Select all lines in the records that include "text".

## START Material provided

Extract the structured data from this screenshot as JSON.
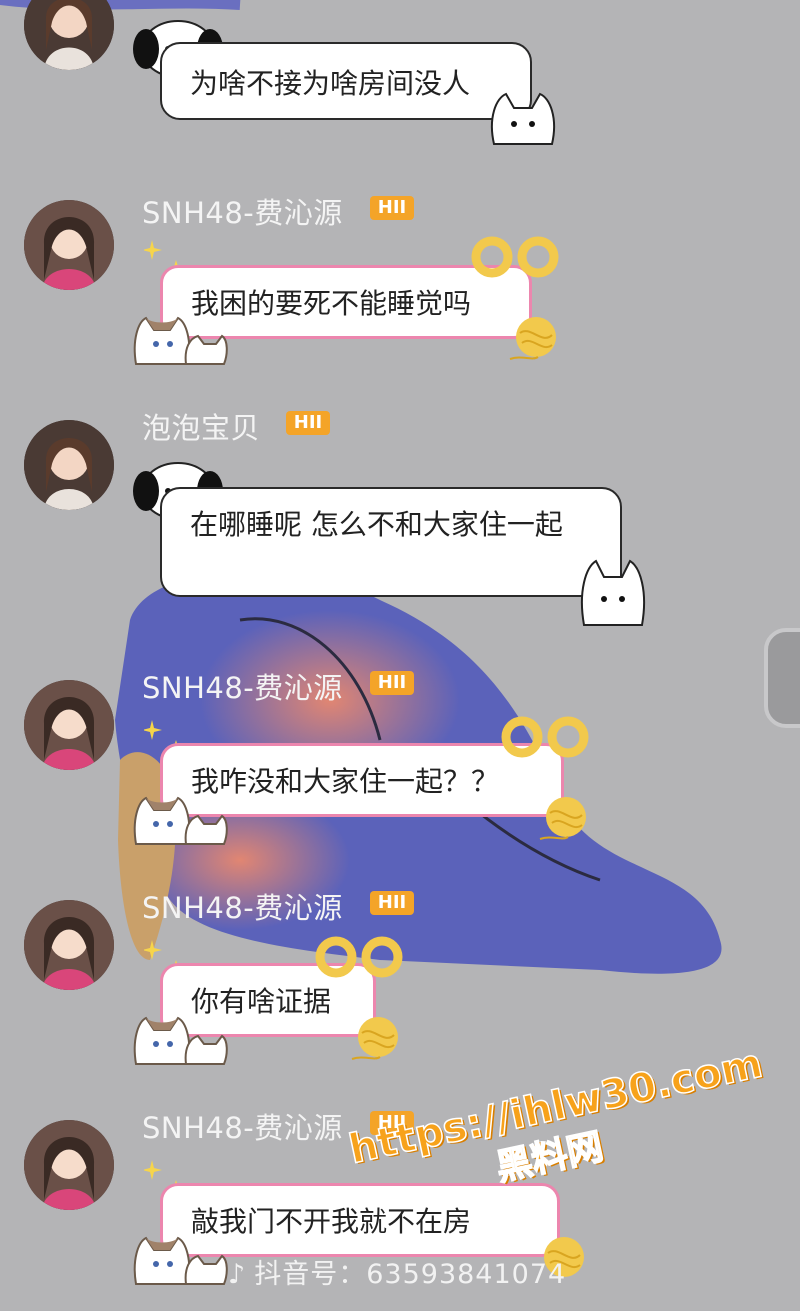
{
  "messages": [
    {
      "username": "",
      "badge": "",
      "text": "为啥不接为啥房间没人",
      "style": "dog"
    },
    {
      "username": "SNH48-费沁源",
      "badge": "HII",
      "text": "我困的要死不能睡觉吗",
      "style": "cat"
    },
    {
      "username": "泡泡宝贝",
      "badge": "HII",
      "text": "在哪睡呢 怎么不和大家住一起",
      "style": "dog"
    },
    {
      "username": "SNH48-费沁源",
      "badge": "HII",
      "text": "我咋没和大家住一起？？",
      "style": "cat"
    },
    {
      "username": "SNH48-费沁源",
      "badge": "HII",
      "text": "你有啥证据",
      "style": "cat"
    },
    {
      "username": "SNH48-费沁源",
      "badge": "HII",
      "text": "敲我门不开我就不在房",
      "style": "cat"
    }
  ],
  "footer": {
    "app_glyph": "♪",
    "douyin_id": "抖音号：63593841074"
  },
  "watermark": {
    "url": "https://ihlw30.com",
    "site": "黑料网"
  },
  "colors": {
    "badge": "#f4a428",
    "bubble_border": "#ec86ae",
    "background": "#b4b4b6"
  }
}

## END Material provided

— Finished exercise —
      "text": "为啥不接为啥房间没人",
      "text": "我困的要死不能睡觉吗",
      "text": "在哪睡呢 怎么不和大家住一起",
      "text": "我咋没和大家住一起？？",
      "text": "你有啥证据",
      "text": "敲我门不开我就不在房",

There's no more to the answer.